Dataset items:
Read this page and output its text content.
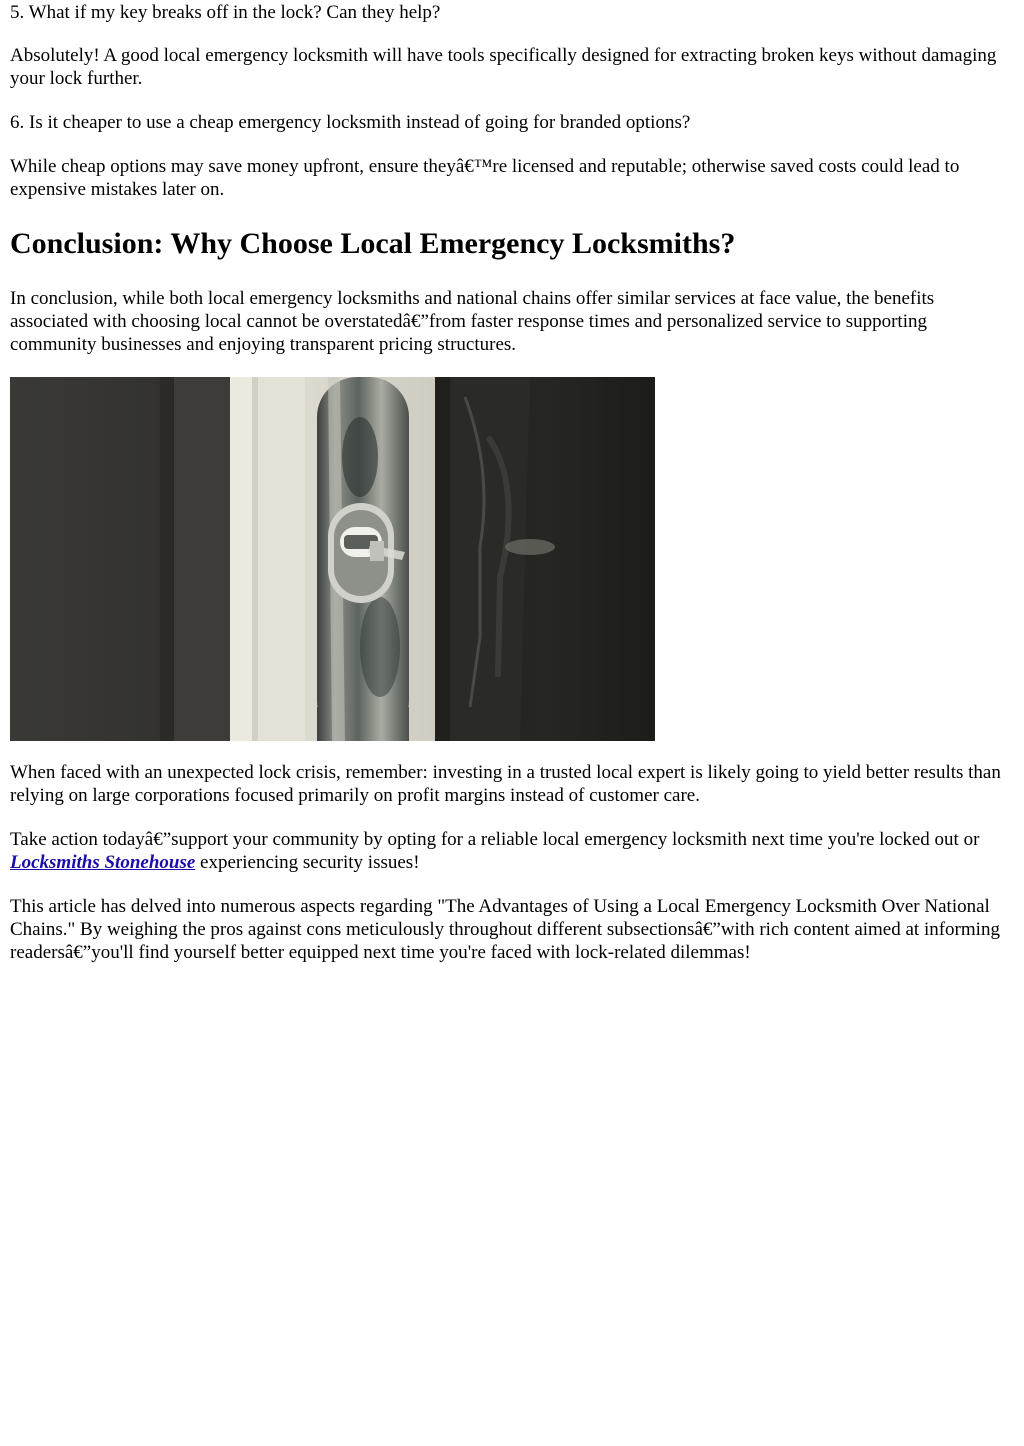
5. What if my key breaks off in the lock? Can they help?

Absolutely! A good local emergency locksmith will have tools specifically designed for extracting broken keys without damaging your lock further.

6. Is it cheaper to use a cheap emergency locksmith instead of going for branded options?

While cheap options may save money upfront, ensure theyâ€™re licensed and reputable; otherwise saved costs could lead to expensive mistakes later on.

Conclusion: Why Choose Local Emergency Locksmiths?

In conclusion, while both local emergency locksmiths and national chains offer similar services at face value, the benefits associated with choosing local cannot be overstatedâ€”from faster response times and personalized service to supporting community businesses and enjoying transparent pricing structures.

When faced with an unexpected lock crisis, remember: investing in a trusted local expert is likely going to yield better results than relying on large corporations focused primarily on profit margins instead of customer care.

Take action todayâ€”support your community by opting for a reliable local emergency locksmith next time you're locked out or Locksmiths Stonehouse experiencing security issues!

This article has delved into numerous aspects regarding "The Advantages of Using a Local Emergency Locksmith Over National Chains." By weighing the pros against cons meticulously throughout different subsectionsâ€”with rich content aimed at informing readersâ€”you'll find yourself better equipped next time you're faced with lock-related dilemmas!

Exercise task: Reproduce each line exactly, please, except for any pictures.

Response:
Read this page and output its text content.
5. What if my key breaks off in the lock? Can they help?

Absolutely! A good local emergency locksmith will have tools specifically designed for extracting broken keys without damaging your lock further.

6. Is it cheaper to use a cheap emergency locksmith instead of going for branded options?

While cheap options may save money upfront, ensure theyâ€™re licensed and reputable; otherwise saved costs could lead to expensive mistakes later on.

Conclusion: Why Choose Local Emergency Locksmiths?

In conclusion, while both local emergency locksmiths and national chains offer similar services at face value, the benefits associated with choosing local cannot be overstatedâ€”from faster response times and personalized service to supporting community businesses and enjoying transparent pricing structures.

When faced with an unexpected lock crisis, remember: investing in a trusted local expert is likely going to yield better results than relying on large corporations focused primarily on profit margins instead of customer care.

Take action todayâ€”support your community by opting for a reliable local emergency locksmith next time you're locked out or Locksmiths Stonehouse experiencing security issues!

This article has delved into numerous aspects regarding "The Advantages of Using a Local Emergency Locksmith Over National Chains." By weighing the pros against cons meticulously throughout different subsectionsâ€”with rich content aimed at informing readersâ€”you'll find yourself better equipped next time you're faced with lock-related dilemmas!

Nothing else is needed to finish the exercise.